▶ GIVEN TASK:
State how many lines of the entries below hold the word "document"; reply with nothing but the number.

══ ENTRIES ══

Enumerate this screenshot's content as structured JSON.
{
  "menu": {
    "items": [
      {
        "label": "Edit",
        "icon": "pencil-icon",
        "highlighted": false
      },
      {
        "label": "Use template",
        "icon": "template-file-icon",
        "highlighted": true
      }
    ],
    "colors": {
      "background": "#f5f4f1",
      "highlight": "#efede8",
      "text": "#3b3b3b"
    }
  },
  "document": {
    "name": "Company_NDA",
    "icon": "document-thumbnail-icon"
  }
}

═══
══ ENTRIES ══

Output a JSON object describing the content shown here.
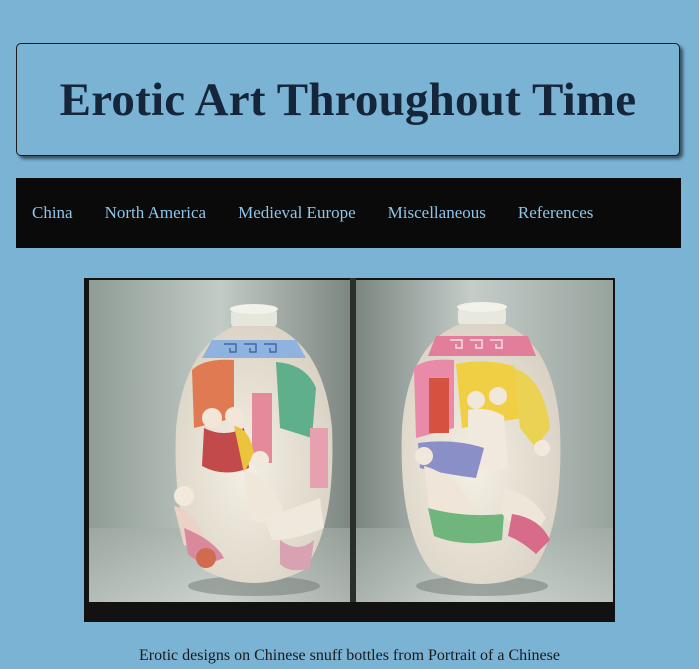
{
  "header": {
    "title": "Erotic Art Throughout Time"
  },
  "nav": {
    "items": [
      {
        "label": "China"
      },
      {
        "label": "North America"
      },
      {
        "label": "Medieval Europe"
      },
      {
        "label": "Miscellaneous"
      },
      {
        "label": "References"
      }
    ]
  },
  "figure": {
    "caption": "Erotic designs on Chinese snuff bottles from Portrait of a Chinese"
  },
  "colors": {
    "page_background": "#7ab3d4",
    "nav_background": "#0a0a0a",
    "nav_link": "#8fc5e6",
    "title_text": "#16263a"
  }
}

═══

▶ ANSWER TO THE TASK:
2